Request: Pull out every line in the data that has the string "Mudah" in it.

(Collected data entries)
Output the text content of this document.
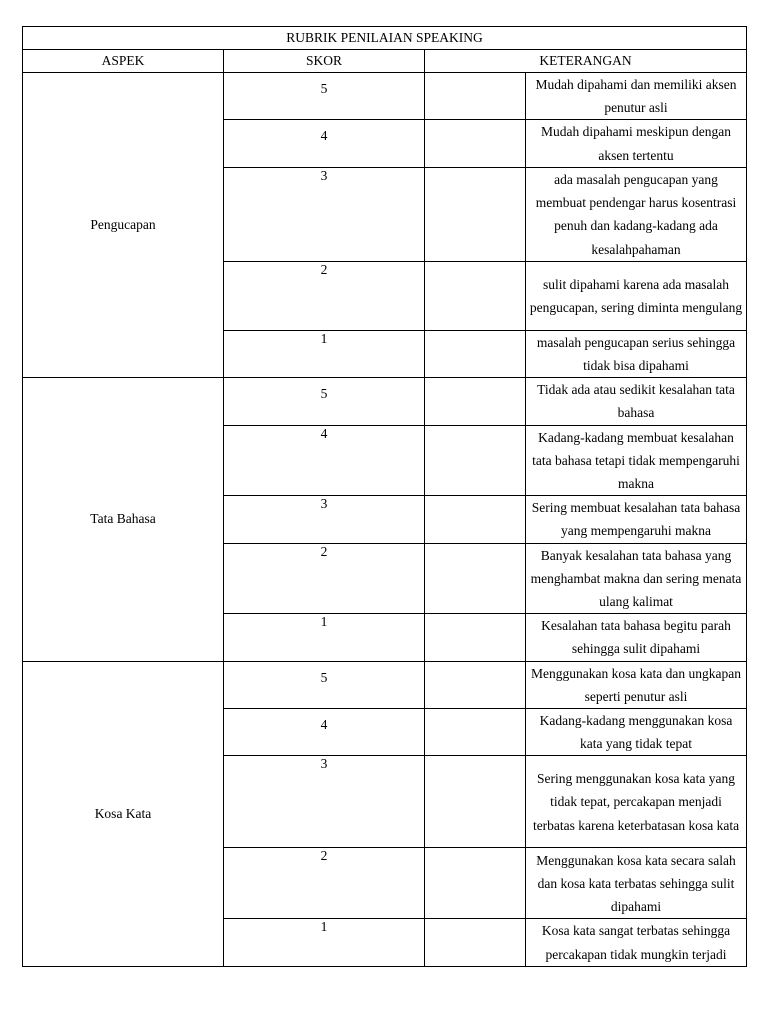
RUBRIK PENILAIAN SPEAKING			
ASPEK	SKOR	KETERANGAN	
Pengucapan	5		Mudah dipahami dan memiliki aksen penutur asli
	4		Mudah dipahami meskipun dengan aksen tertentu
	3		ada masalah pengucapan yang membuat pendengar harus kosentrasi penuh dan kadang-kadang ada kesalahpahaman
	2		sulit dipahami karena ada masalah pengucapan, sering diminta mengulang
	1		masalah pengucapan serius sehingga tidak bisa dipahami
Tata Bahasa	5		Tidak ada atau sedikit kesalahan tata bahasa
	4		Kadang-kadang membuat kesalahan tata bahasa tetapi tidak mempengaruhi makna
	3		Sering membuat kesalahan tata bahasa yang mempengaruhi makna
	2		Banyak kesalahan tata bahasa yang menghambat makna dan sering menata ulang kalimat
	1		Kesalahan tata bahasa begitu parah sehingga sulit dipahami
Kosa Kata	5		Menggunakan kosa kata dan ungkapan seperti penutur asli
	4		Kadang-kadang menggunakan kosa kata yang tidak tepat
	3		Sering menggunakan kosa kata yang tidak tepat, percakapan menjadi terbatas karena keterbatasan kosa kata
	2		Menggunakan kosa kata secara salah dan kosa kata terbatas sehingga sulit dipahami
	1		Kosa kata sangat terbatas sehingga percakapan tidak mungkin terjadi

* * *

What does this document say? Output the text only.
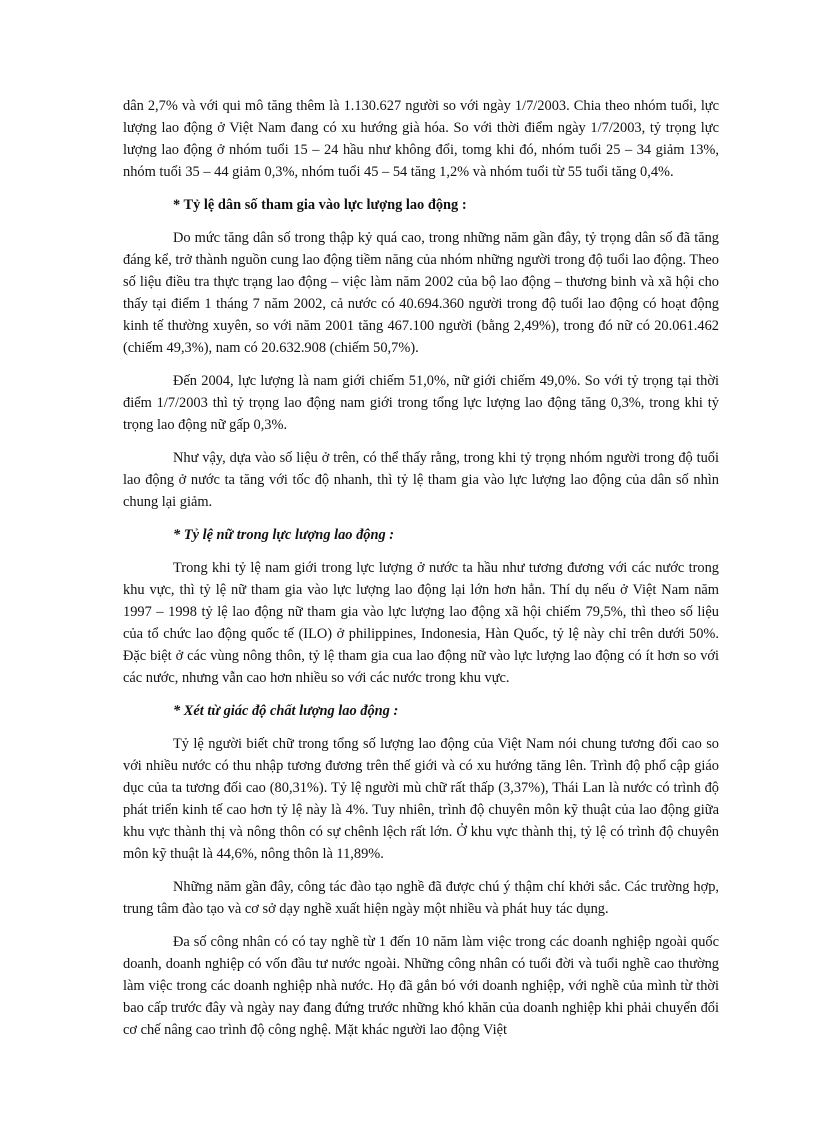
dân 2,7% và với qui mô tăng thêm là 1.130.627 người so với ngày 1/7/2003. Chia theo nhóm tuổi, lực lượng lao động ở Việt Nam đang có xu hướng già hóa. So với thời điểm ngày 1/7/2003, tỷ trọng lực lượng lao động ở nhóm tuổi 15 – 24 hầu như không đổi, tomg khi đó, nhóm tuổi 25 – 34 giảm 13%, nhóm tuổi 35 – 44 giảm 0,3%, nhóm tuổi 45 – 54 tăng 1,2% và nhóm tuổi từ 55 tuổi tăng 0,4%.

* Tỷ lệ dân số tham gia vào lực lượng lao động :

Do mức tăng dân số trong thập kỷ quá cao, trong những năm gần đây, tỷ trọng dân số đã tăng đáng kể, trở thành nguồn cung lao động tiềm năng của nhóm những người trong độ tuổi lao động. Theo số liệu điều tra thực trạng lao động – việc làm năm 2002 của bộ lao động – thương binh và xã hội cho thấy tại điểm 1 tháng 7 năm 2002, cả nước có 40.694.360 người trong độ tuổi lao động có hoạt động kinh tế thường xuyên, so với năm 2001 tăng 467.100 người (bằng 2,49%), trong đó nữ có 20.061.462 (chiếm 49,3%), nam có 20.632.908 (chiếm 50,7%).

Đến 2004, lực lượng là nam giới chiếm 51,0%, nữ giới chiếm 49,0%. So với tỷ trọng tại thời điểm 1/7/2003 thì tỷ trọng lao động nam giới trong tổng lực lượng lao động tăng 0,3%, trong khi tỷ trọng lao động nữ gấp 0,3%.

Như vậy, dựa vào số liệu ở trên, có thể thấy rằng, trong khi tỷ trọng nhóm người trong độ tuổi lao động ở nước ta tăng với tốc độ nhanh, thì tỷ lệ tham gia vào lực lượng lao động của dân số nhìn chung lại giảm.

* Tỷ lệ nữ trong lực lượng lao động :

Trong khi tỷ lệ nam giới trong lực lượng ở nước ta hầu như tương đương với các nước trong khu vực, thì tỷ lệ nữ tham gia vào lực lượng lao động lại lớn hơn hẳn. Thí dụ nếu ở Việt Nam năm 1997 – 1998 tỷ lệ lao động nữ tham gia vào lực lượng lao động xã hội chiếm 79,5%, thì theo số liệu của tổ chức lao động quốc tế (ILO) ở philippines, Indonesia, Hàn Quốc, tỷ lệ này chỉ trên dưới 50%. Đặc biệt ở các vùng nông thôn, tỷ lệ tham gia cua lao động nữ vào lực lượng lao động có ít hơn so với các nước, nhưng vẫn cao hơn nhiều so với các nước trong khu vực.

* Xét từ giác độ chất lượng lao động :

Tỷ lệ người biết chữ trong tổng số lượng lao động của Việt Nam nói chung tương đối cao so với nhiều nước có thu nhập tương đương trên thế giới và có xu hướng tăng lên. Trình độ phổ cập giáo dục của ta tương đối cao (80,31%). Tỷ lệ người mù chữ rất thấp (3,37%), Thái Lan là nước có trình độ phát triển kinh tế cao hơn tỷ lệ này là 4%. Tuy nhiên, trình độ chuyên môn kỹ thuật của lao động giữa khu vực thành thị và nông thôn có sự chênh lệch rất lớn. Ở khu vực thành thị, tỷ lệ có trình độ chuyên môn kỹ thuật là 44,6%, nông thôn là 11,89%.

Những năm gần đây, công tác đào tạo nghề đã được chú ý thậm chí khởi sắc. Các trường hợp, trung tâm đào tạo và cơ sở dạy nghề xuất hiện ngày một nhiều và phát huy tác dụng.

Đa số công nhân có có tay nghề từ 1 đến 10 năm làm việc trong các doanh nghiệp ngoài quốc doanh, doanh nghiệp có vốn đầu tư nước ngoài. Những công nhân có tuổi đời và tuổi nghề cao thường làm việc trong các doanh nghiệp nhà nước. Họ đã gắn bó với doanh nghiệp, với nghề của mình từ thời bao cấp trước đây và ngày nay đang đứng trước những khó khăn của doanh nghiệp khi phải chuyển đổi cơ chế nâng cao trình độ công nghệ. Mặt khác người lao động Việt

Full answer:
Pengucapan	5		Mudah dipahami dan memiliki aksen penutur asli
	4		Mudah dipahami meskipun dengan aksen tertentu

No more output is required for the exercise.